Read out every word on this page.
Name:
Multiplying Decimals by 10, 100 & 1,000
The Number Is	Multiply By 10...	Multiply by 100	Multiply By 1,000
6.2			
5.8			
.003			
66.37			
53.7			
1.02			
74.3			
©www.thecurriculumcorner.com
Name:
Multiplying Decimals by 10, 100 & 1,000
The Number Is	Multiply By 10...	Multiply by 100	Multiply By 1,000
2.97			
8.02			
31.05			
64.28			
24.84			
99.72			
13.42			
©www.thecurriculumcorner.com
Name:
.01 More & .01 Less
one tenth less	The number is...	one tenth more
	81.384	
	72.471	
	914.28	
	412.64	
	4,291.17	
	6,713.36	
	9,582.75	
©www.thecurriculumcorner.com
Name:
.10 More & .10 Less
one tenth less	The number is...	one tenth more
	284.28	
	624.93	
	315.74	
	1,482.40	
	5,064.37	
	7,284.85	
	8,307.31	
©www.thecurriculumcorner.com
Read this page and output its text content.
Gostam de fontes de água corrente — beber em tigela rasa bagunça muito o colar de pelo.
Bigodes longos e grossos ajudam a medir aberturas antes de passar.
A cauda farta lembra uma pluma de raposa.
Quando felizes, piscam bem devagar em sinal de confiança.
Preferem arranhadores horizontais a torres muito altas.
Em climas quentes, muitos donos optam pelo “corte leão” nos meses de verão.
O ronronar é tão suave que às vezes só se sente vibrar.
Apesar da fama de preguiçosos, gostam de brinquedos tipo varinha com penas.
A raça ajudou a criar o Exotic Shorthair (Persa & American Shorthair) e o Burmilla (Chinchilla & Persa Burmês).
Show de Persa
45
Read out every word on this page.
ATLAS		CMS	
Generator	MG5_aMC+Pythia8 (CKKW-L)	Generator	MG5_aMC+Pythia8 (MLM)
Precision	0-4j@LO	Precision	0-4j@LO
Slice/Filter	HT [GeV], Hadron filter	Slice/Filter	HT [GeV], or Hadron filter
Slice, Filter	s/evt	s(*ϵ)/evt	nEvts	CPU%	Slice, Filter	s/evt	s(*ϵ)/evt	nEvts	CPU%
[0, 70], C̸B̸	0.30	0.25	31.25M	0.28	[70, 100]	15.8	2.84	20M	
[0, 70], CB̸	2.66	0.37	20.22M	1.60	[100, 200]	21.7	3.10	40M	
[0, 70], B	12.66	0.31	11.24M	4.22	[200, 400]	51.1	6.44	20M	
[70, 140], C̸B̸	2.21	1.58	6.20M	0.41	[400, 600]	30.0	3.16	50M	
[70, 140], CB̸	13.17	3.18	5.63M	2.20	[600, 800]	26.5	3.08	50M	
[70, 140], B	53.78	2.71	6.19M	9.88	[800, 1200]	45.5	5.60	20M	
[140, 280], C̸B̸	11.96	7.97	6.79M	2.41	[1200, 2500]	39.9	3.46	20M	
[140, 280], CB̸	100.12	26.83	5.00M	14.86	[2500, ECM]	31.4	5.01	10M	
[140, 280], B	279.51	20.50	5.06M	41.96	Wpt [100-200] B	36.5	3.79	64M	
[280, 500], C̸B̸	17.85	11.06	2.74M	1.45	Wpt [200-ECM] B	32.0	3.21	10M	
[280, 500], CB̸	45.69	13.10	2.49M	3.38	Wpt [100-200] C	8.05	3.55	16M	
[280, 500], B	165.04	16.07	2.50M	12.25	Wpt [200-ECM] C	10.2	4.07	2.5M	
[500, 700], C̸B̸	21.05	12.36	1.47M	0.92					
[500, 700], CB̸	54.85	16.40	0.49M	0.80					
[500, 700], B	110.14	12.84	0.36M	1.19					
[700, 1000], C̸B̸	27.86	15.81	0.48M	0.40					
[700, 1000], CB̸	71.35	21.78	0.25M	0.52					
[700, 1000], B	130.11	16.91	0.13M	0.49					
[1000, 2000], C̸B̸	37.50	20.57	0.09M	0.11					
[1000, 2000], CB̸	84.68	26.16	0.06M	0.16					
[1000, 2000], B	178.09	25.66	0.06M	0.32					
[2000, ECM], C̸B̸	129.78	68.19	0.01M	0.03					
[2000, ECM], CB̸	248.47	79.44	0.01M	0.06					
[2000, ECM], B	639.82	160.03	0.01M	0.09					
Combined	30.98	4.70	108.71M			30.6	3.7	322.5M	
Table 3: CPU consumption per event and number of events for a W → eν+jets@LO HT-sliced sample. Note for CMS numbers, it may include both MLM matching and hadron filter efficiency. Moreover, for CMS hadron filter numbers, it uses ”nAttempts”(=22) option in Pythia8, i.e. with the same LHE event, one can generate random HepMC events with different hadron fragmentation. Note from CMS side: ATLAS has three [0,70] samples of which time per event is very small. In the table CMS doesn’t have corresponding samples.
-------
### What to do:
Read through the data and copy every line where "ATLAS" shows up.

### Answer for the task:
ATLAS		CMS	
Table 3: CPU consumption per event and number of events for a W → eν+jets@LO HT-sliced sample. Note for CMS numbers, it may include both MLM matching and hadron filter efficiency. Moreover, for CMS hadron filter numbers, it uses ”nAttempts”(=22) option in Pythia8, i.e. with the same LHE event, one can generate random HepMC events with different hadron fragmentation. Note from CMS side: ATLAS has three [0,70] samples of which time per event is very small. In the table CMS doesn’t have corresponding samples.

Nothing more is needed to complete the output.